(TASK TO COMPLETE) Spot each line that carries the word "name"; copy those lines.

--------

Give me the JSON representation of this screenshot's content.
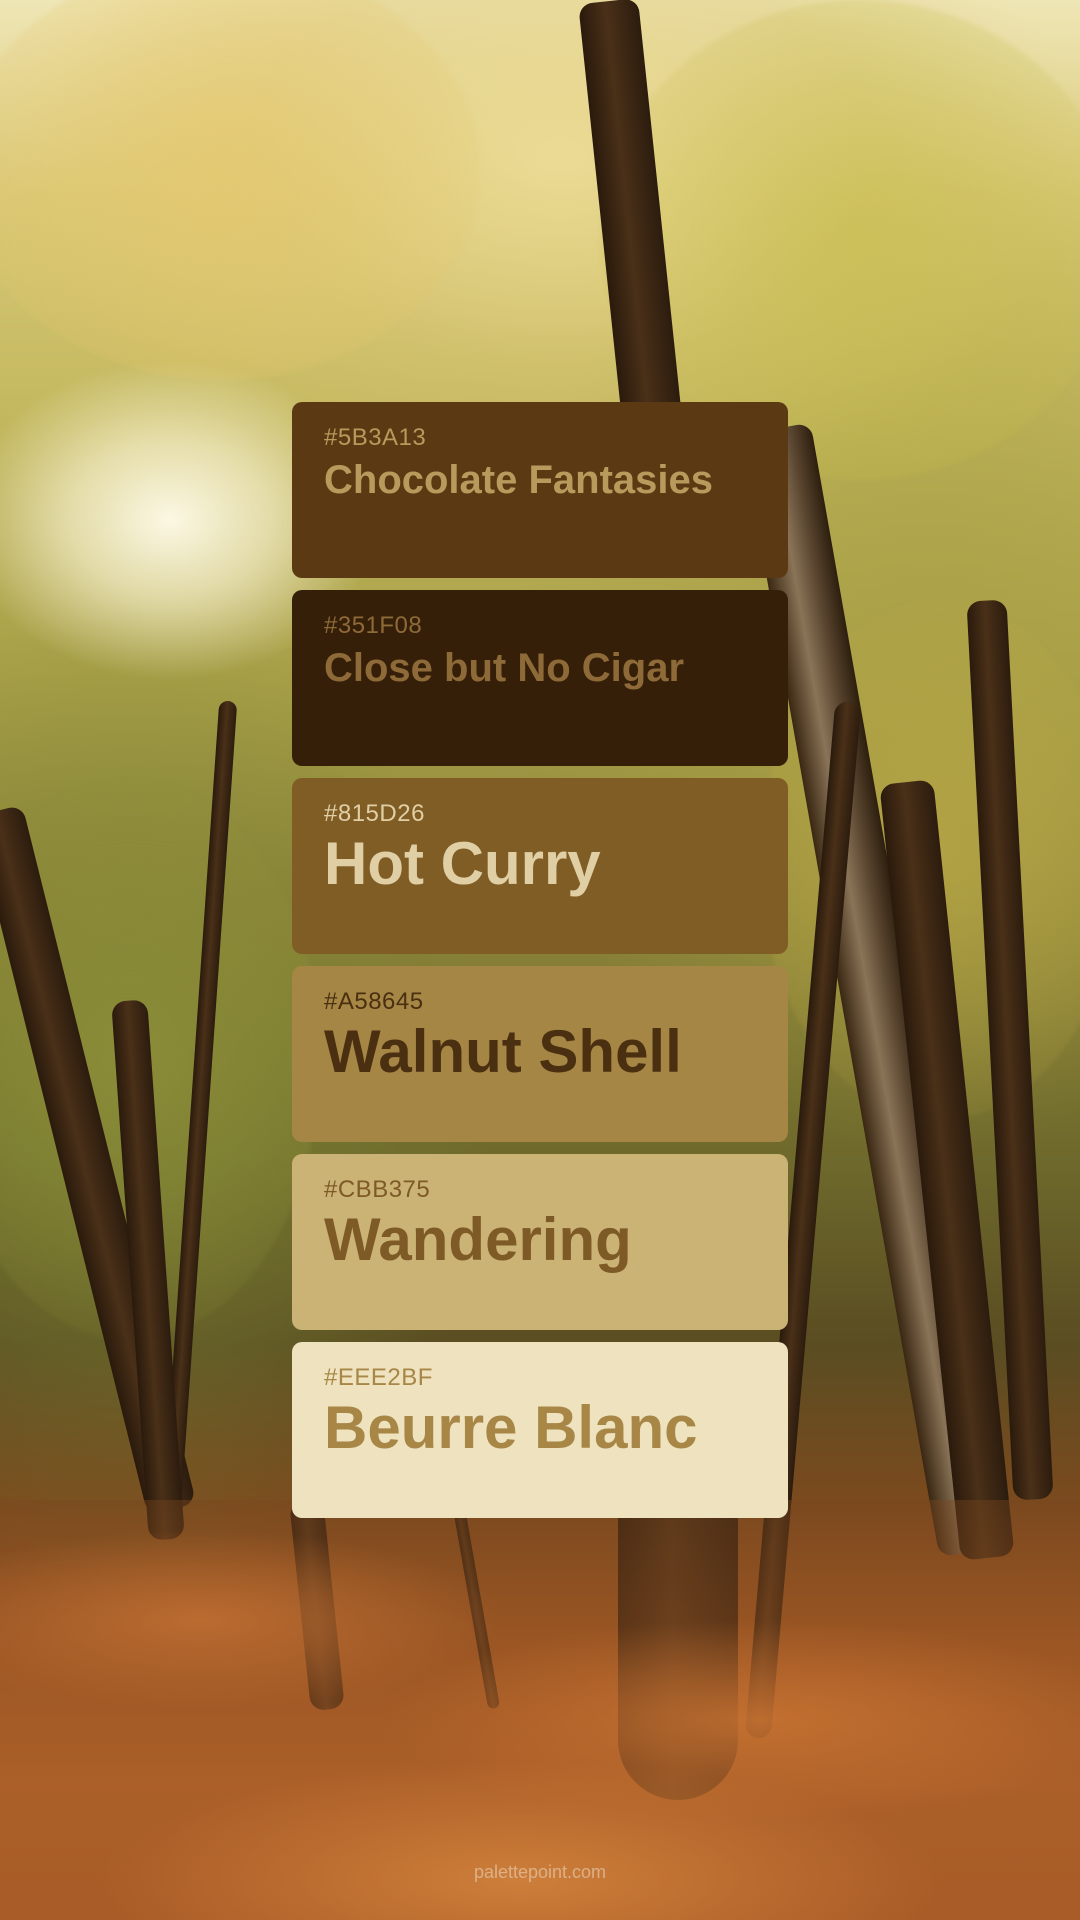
{
  "palette": [
    {
      "hex": "#5B3A13",
      "name": "Chocolate Fantasies",
      "bg": "#5B3A13",
      "text_color": "#B89A5C",
      "size": "small"
    },
    {
      "hex": "#351F08",
      "name": "Close but No Cigar",
      "bg": "#351F08",
      "text_color": "#8E6A38",
      "size": "small"
    },
    {
      "hex": "#815D26",
      "name": "Hot Curry",
      "bg": "#815D26",
      "text_color": "#E0CFA5",
      "size": "big"
    },
    {
      "hex": "#A58645",
      "name": "Walnut Shell",
      "bg": "#A58645",
      "text_color": "#4A2F10",
      "size": "big"
    },
    {
      "hex": "#CBB375",
      "name": "Wandering",
      "bg": "#CBB375",
      "text_color": "#7E5A26",
      "size": "big"
    },
    {
      "hex": "#EEE2BF",
      "name": "Beurre Blanc",
      "bg": "#EEE2BF",
      "text_color": "#A78646",
      "size": "big"
    }
  ],
  "footer": {
    "text": "palettepoint.com"
  }
}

--------

(EXERCISE ANSWER)
      "name": "Chocolate Fantasies",
      "name": "Close but No Cigar",
      "name": "Hot Curry",
      "name": "Walnut Shell",
      "name": "Wandering",
      "name": "Beurre Blanc",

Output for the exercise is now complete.